#### Given problem
Count the lines below that contain "货币资金". Give only the number.
- - - -
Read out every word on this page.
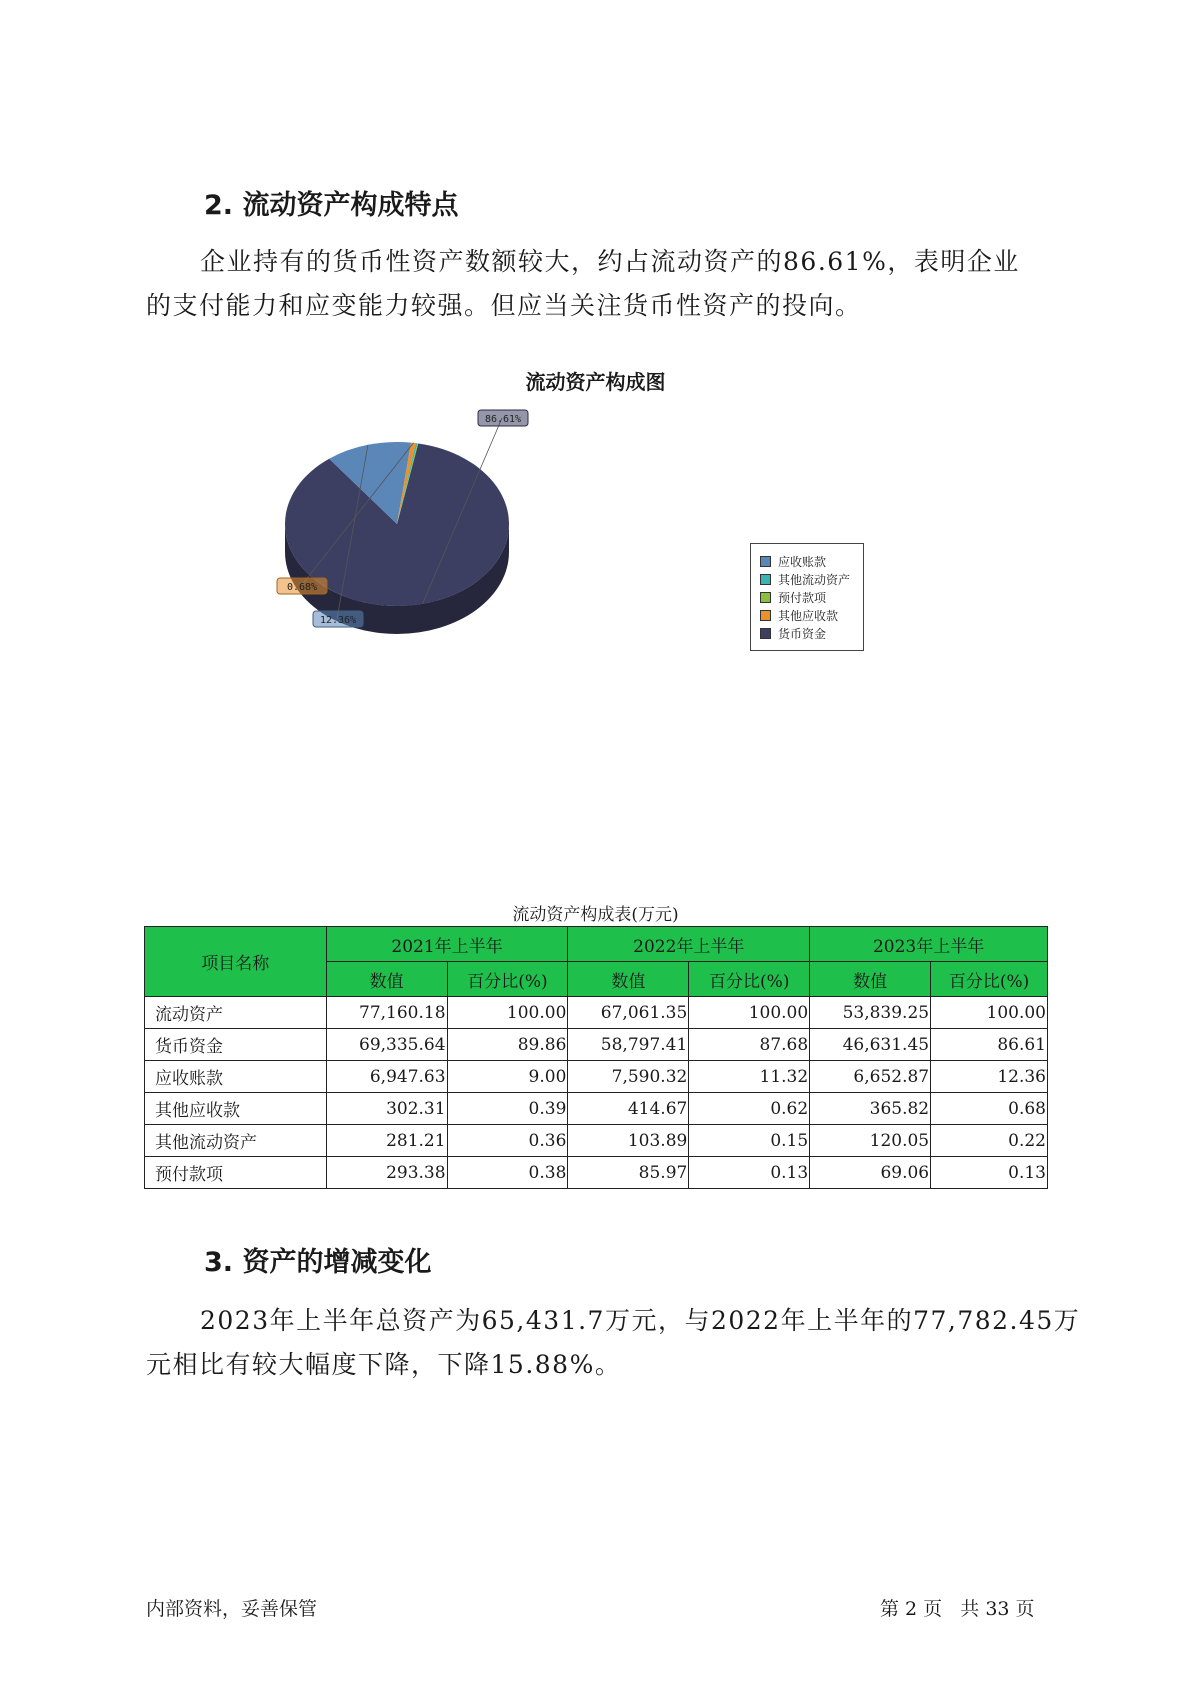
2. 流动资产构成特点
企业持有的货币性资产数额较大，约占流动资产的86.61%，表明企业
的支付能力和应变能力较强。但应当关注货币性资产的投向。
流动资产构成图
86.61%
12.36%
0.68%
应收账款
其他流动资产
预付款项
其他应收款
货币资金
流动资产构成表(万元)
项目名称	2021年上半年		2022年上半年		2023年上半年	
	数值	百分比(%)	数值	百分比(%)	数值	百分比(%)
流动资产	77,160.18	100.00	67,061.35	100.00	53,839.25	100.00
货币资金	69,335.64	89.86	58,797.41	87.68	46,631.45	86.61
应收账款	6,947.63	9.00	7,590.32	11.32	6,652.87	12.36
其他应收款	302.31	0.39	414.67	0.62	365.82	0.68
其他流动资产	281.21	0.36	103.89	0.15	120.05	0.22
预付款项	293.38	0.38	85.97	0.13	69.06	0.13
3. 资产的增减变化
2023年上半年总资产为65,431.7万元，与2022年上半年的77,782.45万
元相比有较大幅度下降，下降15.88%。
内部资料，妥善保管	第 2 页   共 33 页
- - - -
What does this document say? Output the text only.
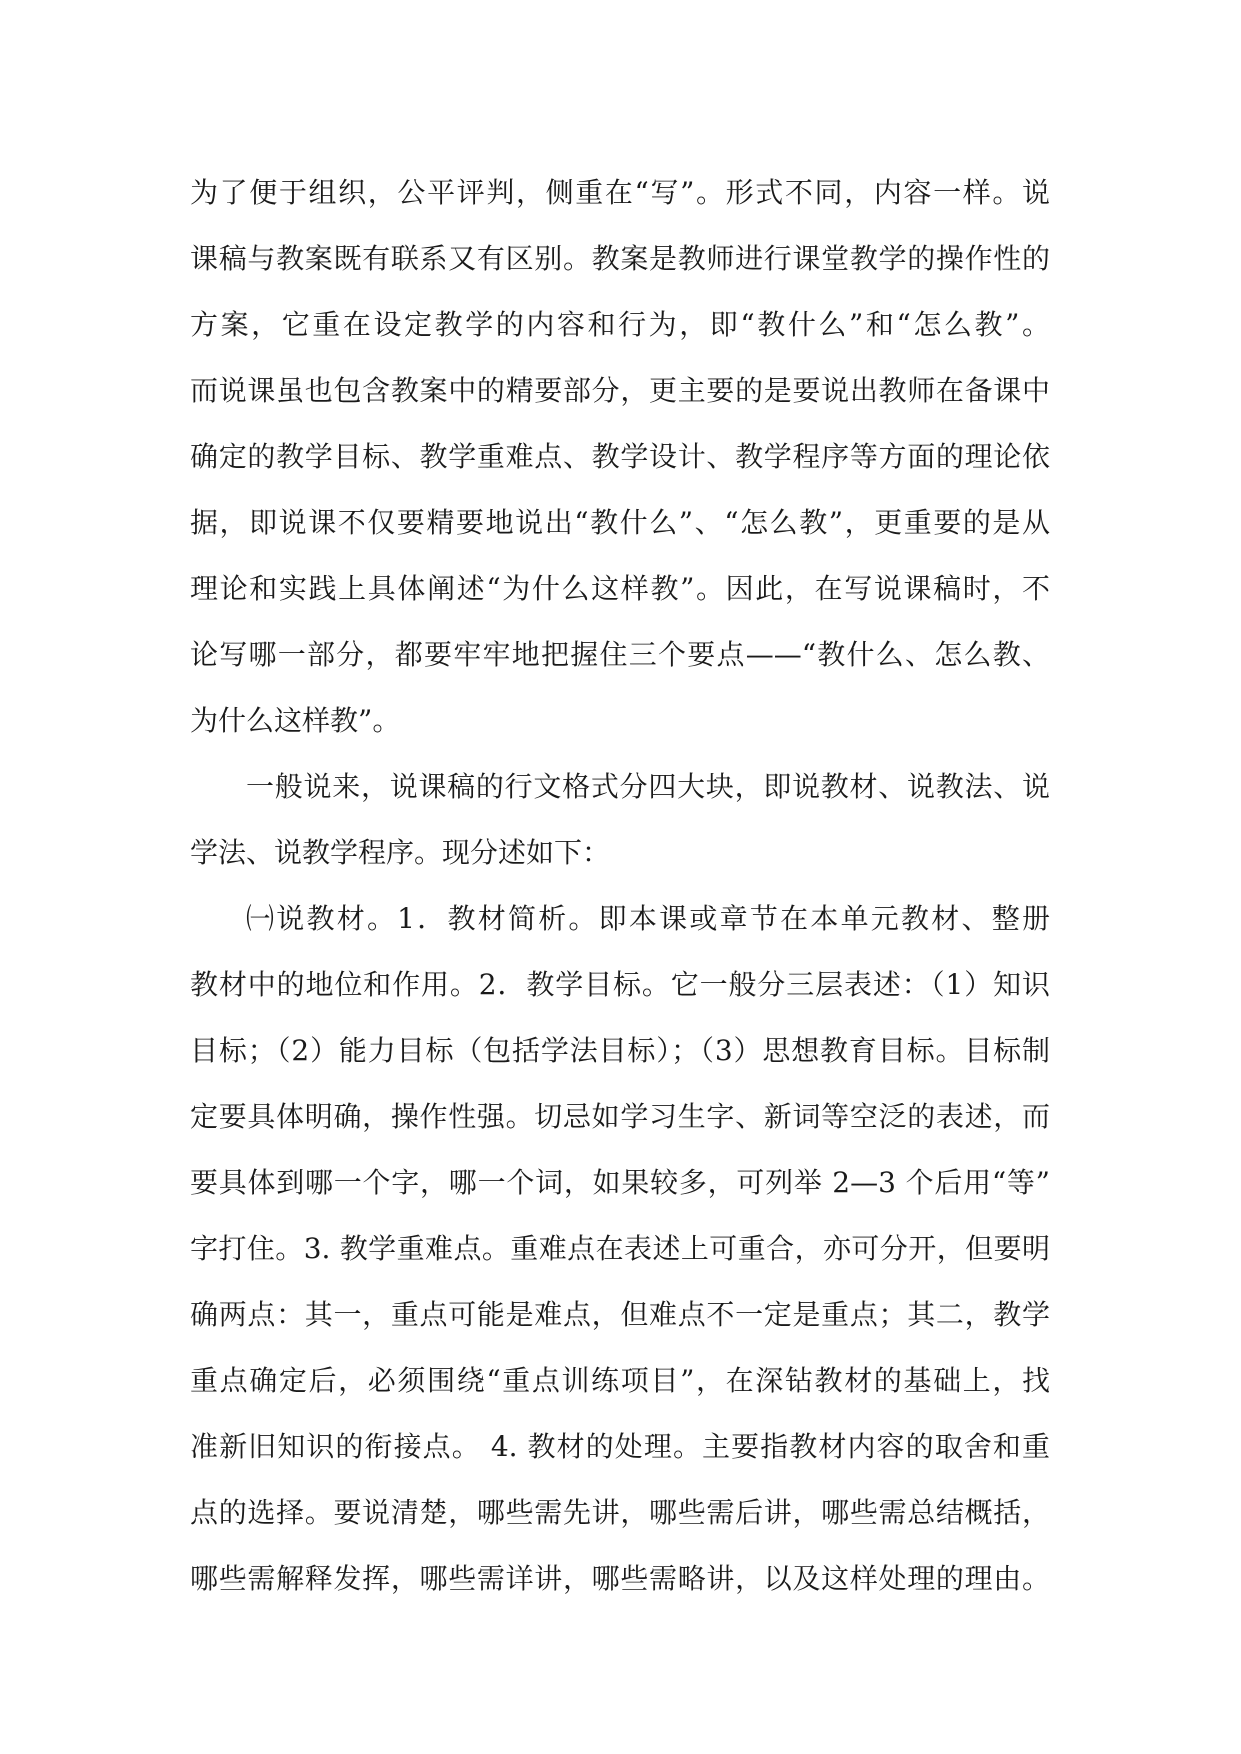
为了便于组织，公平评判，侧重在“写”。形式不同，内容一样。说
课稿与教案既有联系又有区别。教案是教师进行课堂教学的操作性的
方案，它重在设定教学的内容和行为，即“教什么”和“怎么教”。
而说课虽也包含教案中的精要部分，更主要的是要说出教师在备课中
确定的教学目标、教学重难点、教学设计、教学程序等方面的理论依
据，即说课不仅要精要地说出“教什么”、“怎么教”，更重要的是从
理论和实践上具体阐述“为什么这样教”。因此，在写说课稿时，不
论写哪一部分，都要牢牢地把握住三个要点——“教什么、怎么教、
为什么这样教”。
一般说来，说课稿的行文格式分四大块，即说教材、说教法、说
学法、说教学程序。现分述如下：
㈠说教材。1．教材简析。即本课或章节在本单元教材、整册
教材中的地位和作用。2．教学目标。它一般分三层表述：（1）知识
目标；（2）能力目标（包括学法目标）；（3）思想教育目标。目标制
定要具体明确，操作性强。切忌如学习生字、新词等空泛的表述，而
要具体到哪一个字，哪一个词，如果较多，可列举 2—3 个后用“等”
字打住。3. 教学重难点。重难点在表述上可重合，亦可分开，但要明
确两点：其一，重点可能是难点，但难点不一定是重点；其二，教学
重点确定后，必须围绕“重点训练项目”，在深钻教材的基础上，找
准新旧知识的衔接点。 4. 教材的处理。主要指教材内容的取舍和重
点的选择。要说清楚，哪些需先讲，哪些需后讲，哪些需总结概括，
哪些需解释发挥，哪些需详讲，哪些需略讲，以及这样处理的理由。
- - - -
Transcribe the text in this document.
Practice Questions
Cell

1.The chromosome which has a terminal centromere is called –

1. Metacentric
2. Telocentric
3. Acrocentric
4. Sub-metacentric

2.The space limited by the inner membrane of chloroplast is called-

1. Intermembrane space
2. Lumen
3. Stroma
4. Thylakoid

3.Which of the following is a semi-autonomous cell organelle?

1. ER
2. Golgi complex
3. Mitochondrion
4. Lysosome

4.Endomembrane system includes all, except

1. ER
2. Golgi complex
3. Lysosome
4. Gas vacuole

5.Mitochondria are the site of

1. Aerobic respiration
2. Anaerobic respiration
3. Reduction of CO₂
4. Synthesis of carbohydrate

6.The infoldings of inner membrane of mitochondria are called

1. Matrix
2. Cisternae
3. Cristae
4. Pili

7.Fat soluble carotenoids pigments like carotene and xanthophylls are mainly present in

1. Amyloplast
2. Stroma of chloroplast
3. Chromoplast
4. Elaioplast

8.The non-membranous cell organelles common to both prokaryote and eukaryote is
- - - -
#### Final result
2